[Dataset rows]
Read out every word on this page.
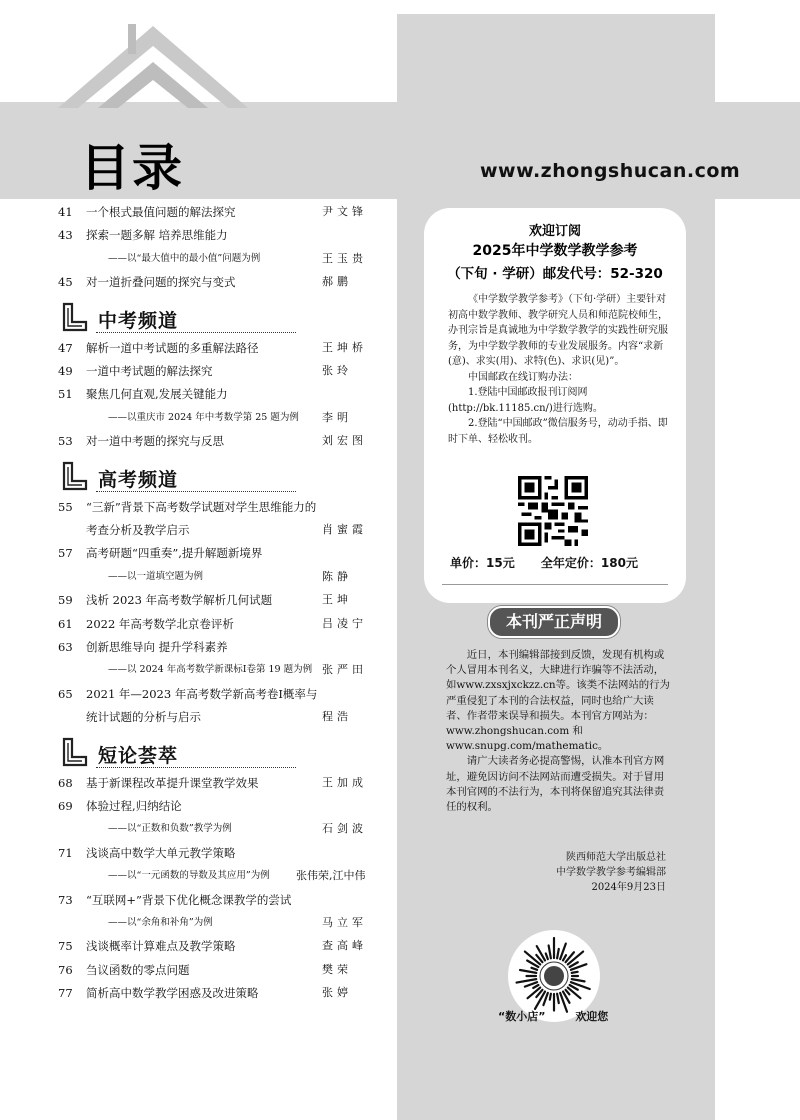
目录	www.zhongshucan.com
41	一个根式最值问题的解法探究	尹文锋
43	探索一题多解 培养思维能力
——以“最大值中的最小值”问题为例	王玉贵
45	对一道折叠问题的探究与变式	郝鹏
中考频道
47	解析一道中考试题的多重解法路径	王坤桥
49	一道中考试题的解法探究	张玲
51	聚焦几何直观,发展关键能力
——以重庆市 2024 年中考数学第 25 题为例 李明
53	对一道中考题的探究与反思	刘宏图
高考频道
55	“三新”背景下高考数学试题对学生思维能力的
考查分析及教学启示	肖蜜霞
57	高考研题“四重奏”,提升解题新境界
——以一道填空题为例	陈静
59	浅析 2023 年高考数学解析几何试题	王坤
61	2022 年高考数学北京卷评析	吕凌宁
63	创新思维导向 提升学科素养
——以 2024 年高考数学新课标Ⅰ卷第 19 题为例 张严田
65	2021 年—2023 年高考数学新高考卷Ⅰ概率与
统计试题的分析与启示	程浩
短论荟萃
68	基于新课程改革提升课堂教学效果	王加成
69	体验过程,归纳结论
——以“正数和负数”教学为例	石剑波
71	浅谈高中数学大单元教学策略
——以“一元函数的导数及其应用”为例 张伟荣,江中伟
73	“互联网+”背景下优化概念课教学的尝试
——以“余角和补角”为例	马立军
75	浅谈概率计算难点及教学策略	查高峰
76	刍议函数的零点问题	樊荣
77	简析高中数学教学困惑及改进策略	张婷
欢迎订阅
2025年中学数学教学参考
（下旬 · 学研）邮发代号：52-320

《中学数学教学参考》（下旬·学研）主要针对初高中数学教师、教学研究人员和师范院校师生，办刊宗旨是真诚地为中学数学教学的实践性研究服务，为中学数学教师的专业发展服务。内容“求新(意)、求实(用)、求特(色)、求识(见)”。

中国邮政在线订购办法：

1.登陆中国邮政报刊订阅网(http://bk.11185.cn/)进行选购。

2.登陆“中国邮政”微信服务号，动动手指、即时下单、轻松收刊。

单价：15元 全年定价：180元
本刊严正声明

近日，本刊编辑部接到反馈，发现有机构或个人冒用本刊名义，大肆进行诈骗等不法活动，如www.zxsxjxckzz.cn等。该类不法网站的行为严重侵犯了本刊的合法权益，同时也给广大读者、作者带来误导和损失。本刊官方网站为：www.zhongshucan.com 和 www.snupg.com/mathematic。

请广大读者务必提高警惕，认准本刊官方网址，避免因访问不法网站而遭受损失。对于冒用本刊官网的不法行为，本刊将保留追究其法律责任的权利。

陕西师范大学出版总社
中学数学教学参考编辑部
2024年9月23日
“数小店”	欢迎您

▶ [Given exercise] Repeat each entry exactly. Pictures do not belong in the copy.

▶ [Reply]
Read out every word on this page.
目录	www.zhongshucan.com
41	一个根式最值问题的解法探究	尹文锋
43	探索一题多解 培养思维能力
——以“最大值中的最小值”问题为例	王玉贵
45	对一道折叠问题的探究与变式	郝鹏
中考频道
47	解析一道中考试题的多重解法路径	王坤桥
49	一道中考试题的解法探究	张玲
51	聚焦几何直观,发展关键能力
——以重庆市 2024 年中考数学第 25 题为例 李明
53	对一道中考题的探究与反思	刘宏图
高考频道
55	“三新”背景下高考数学试题对学生思维能力的
考查分析及教学启示	肖蜜霞
57	高考研题“四重奏”,提升解题新境界
——以一道填空题为例	陈静
59	浅析 2023 年高考数学解析几何试题	王坤
61	2022 年高考数学北京卷评析	吕凌宁
63	创新思维导向 提升学科素养
——以 2024 年高考数学新课标Ⅰ卷第 19 题为例 张严田
65	2021 年—2023 年高考数学新高考卷Ⅰ概率与
统计试题的分析与启示	程浩
短论荟萃
68	基于新课程改革提升课堂教学效果	王加成
69	体验过程,归纳结论
——以“正数和负数”教学为例	石剑波
71	浅谈高中数学大单元教学策略
——以“一元函数的导数及其应用”为例 张伟荣,江中伟
73	“互联网+”背景下优化概念课教学的尝试
——以“余角和补角”为例	马立军
75	浅谈概率计算难点及教学策略	查高峰
76	刍议函数的零点问题	樊荣
77	简析高中数学教学困惑及改进策略	张婷
欢迎订阅
2025年中学数学教学参考
（下旬 · 学研）邮发代号：52-320

《中学数学教学参考》（下旬·学研）主要针对初高中数学教师、教学研究人员和师范院校师生，办刊宗旨是真诚地为中学数学教学的实践性研究服务，为中学数学教师的专业发展服务。内容“求新(意)、求实(用)、求特(色)、求识(见)”。

中国邮政在线订购办法：

1.登陆中国邮政报刊订阅网(http://bk.11185.cn/)进行选购。

2.登陆“中国邮政”微信服务号，动动手指、即时下单、轻松收刊。

单价：15元 全年定价：180元
本刊严正声明

近日，本刊编辑部接到反馈，发现有机构或个人冒用本刊名义，大肆进行诈骗等不法活动，如www.zxsxjxckzz.cn等。该类不法网站的行为严重侵犯了本刊的合法权益，同时也给广大读者、作者带来误导和损失。本刊官方网站为：www.zhongshucan.com 和 www.snupg.com/mathematic。

请广大读者务必提高警惕，认准本刊官方网址，避免因访问不法网站而遭受损失。对于冒用本刊官网的不法行为，本刊将保留追究其法律责任的权利。

陕西师范大学出版总社
中学数学教学参考编辑部
2024年9月23日
“数小店”	欢迎您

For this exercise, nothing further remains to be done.